GIVEN REQUEST
List all the lines in these records that hold "SRMTID".

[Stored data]
= = = = = = =
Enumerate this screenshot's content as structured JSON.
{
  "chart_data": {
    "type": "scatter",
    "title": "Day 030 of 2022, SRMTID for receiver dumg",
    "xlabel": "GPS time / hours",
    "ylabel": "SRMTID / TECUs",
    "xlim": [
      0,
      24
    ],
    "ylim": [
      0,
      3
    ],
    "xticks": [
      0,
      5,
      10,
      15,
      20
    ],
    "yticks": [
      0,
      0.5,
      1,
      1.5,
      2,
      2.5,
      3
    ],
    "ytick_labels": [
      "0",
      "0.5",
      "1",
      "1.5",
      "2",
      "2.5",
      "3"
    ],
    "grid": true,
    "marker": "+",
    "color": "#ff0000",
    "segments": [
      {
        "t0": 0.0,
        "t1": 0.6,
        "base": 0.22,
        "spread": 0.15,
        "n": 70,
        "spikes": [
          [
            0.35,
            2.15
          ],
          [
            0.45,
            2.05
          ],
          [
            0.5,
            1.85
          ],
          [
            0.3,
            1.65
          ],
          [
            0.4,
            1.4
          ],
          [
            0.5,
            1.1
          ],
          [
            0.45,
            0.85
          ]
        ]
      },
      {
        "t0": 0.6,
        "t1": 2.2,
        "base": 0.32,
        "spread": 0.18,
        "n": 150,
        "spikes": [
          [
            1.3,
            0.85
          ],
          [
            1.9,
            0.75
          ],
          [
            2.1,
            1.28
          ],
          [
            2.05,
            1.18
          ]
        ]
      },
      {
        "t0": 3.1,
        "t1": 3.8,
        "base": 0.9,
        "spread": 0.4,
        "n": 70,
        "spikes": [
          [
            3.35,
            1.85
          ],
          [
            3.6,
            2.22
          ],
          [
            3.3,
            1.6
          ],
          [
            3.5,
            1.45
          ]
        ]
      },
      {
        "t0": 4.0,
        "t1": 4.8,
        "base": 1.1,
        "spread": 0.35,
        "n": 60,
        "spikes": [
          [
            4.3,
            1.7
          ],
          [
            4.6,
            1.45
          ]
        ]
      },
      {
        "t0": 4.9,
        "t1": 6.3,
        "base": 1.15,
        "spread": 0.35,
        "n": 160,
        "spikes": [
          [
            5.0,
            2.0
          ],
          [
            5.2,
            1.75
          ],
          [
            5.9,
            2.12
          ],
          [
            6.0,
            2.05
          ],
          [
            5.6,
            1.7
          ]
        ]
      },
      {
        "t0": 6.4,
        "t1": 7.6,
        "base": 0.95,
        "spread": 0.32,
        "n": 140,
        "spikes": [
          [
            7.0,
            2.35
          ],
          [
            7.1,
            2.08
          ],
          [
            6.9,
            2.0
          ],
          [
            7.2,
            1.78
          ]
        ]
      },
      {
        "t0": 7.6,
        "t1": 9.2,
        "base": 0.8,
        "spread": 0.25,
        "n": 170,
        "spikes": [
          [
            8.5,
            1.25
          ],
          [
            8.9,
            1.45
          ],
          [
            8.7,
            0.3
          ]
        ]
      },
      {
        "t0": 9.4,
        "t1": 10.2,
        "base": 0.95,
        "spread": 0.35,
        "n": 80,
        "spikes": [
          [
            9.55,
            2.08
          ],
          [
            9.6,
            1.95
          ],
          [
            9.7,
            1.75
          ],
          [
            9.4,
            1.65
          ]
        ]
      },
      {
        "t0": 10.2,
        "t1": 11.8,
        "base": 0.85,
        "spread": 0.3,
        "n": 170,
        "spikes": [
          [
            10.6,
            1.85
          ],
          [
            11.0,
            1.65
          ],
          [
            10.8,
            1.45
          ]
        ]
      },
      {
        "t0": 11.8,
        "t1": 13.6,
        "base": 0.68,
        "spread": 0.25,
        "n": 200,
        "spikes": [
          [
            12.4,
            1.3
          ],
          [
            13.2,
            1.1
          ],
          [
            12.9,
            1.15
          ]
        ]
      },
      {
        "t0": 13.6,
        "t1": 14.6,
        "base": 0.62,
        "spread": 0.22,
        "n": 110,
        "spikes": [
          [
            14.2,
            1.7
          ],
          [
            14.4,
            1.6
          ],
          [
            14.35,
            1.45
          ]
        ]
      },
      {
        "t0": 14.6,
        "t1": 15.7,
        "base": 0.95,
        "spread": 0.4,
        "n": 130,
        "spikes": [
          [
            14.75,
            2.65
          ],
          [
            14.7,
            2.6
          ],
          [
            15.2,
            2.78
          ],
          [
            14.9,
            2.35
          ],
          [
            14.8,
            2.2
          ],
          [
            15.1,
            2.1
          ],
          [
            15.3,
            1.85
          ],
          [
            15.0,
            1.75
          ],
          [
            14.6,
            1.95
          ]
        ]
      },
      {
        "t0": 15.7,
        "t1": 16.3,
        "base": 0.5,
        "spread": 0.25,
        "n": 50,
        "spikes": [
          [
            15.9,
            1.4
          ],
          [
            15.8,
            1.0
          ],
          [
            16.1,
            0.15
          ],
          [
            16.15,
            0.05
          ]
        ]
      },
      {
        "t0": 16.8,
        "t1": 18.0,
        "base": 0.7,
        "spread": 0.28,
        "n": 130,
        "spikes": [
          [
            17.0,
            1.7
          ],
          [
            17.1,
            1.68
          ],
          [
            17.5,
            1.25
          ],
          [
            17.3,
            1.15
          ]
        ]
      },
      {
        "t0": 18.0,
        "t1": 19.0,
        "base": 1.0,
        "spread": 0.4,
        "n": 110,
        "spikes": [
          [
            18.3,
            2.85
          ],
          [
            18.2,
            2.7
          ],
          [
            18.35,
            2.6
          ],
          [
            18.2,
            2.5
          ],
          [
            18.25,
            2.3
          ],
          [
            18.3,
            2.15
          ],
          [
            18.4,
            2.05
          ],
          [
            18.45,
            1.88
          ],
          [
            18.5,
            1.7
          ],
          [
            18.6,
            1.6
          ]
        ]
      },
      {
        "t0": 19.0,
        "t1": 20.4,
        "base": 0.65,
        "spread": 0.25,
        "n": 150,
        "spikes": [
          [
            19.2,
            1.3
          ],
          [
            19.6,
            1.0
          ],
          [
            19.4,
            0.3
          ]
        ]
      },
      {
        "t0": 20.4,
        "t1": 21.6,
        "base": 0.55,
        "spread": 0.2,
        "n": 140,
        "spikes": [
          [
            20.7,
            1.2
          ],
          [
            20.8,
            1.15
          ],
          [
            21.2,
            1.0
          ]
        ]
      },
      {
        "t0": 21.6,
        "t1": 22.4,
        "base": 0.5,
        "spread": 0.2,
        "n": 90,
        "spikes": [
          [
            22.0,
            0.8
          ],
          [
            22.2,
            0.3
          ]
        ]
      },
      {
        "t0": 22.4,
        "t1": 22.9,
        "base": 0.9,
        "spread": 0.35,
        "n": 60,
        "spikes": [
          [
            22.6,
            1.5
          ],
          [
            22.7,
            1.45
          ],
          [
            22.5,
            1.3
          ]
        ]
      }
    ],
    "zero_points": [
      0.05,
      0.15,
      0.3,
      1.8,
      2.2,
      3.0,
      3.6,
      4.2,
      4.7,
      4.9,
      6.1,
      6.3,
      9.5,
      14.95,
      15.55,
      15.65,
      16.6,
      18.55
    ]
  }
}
= = = = = = =
FULL ANSWER
    "title": "Day 030 of 2022, SRMTID for receiver dumg",
    "ylabel": "SRMTID / TECUs",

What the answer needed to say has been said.